Task statement →
Word for word, print each line of the listing below; pictures stay out.

◆ ◆ ◆ ◆ ◆ ◆ ◆

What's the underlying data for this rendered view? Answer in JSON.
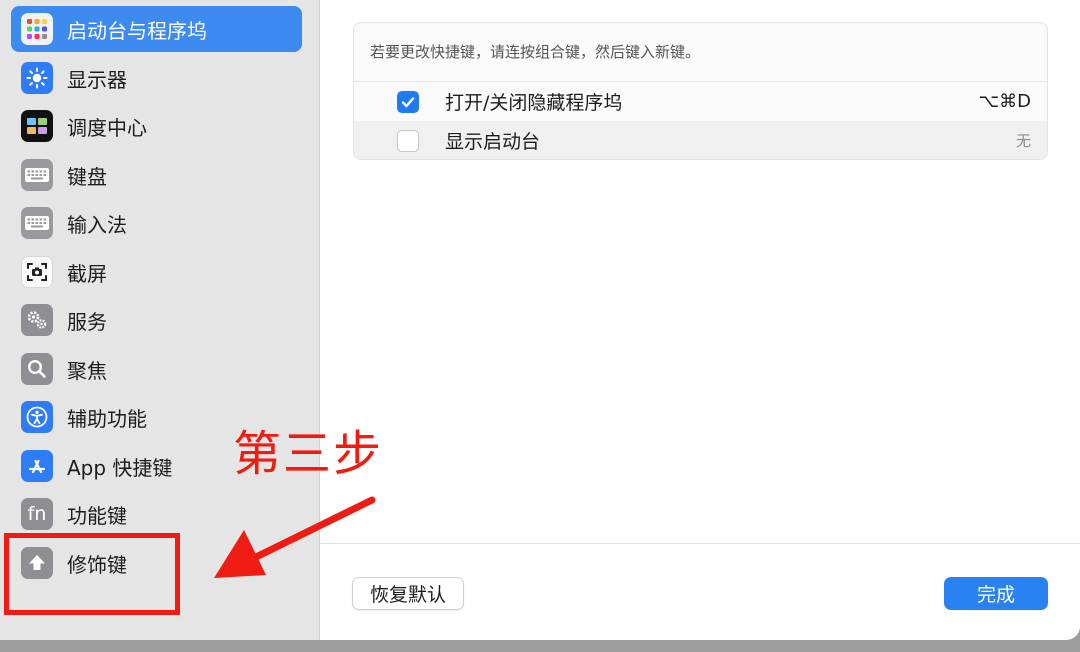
{
  "sidebar": {
    "items": [
      {
        "label": "启动台与程序坞",
        "icon": "launchpad-icon",
        "selected": true
      },
      {
        "label": "显示器",
        "icon": "display-icon"
      },
      {
        "label": "调度中心",
        "icon": "mission-control-icon"
      },
      {
        "label": "键盘",
        "icon": "keyboard-icon"
      },
      {
        "label": "输入法",
        "icon": "input-sources-icon"
      },
      {
        "label": "截屏",
        "icon": "screenshot-icon"
      },
      {
        "label": "服务",
        "icon": "services-icon"
      },
      {
        "label": "聚焦",
        "icon": "spotlight-icon"
      },
      {
        "label": "辅助功能",
        "icon": "accessibility-icon"
      },
      {
        "label": "App 快捷键",
        "icon": "app-shortcuts-icon"
      },
      {
        "label": "功能键",
        "icon": "function-keys-icon",
        "icon_text": "fn"
      },
      {
        "label": "修饰键",
        "icon": "modifier-keys-icon"
      }
    ]
  },
  "main": {
    "hint": "若要更改快捷键，请连按组合键，然后键入新键。",
    "shortcuts": [
      {
        "label": "打开/关闭隐藏程序坞",
        "key": "⌥⌘D",
        "checked": true
      },
      {
        "label": "显示启动台",
        "key": "无",
        "checked": false
      }
    ]
  },
  "footer": {
    "reset_label": "恢复默认",
    "done_label": "完成"
  },
  "annotation": {
    "text": "第三步",
    "color": "#ee1c13"
  },
  "colors": {
    "accent": "#2a82f2",
    "selected": "#3d8bf0",
    "sidebar_bg": "#e5e5e5"
  }
}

◆ ◆ ◆ ◆ ◆ ◆ ◆

Exercise response →
What's the underlying data for this rendered view? Answer in JSON.
{
  "sidebar": {
    "items": [
      {
        "label": "启动台与程序坞",
        "icon": "launchpad-icon",
        "selected": true
      },
      {
        "label": "显示器",
        "icon": "display-icon"
      },
      {
        "label": "调度中心",
        "icon": "mission-control-icon"
      },
      {
        "label": "键盘",
        "icon": "keyboard-icon"
      },
      {
        "label": "输入法",
        "icon": "input-sources-icon"
      },
      {
        "label": "截屏",
        "icon": "screenshot-icon"
      },
      {
        "label": "服务",
        "icon": "services-icon"
      },
      {
        "label": "聚焦",
        "icon": "spotlight-icon"
      },
      {
        "label": "辅助功能",
        "icon": "accessibility-icon"
      },
      {
        "label": "App 快捷键",
        "icon": "app-shortcuts-icon"
      },
      {
        "label": "功能键",
        "icon": "function-keys-icon",
        "icon_text": "fn"
      },
      {
        "label": "修饰键",
        "icon": "modifier-keys-icon"
      }
    ]
  },
  "main": {
    "hint": "若要更改快捷键，请连按组合键，然后键入新键。",
    "shortcuts": [
      {
        "label": "打开/关闭隐藏程序坞",
        "key": "⌥⌘D",
        "checked": true
      },
      {
        "label": "显示启动台",
        "key": "无",
        "checked": false
      }
    ]
  },
  "footer": {
    "reset_label": "恢复默认",
    "done_label": "完成"
  },
  "annotation": {
    "text": "第三步",
    "color": "#ee1c13"
  },
  "colors": {
    "accent": "#2a82f2",
    "selected": "#3d8bf0",
    "sidebar_bg": "#e5e5e5"
  }
}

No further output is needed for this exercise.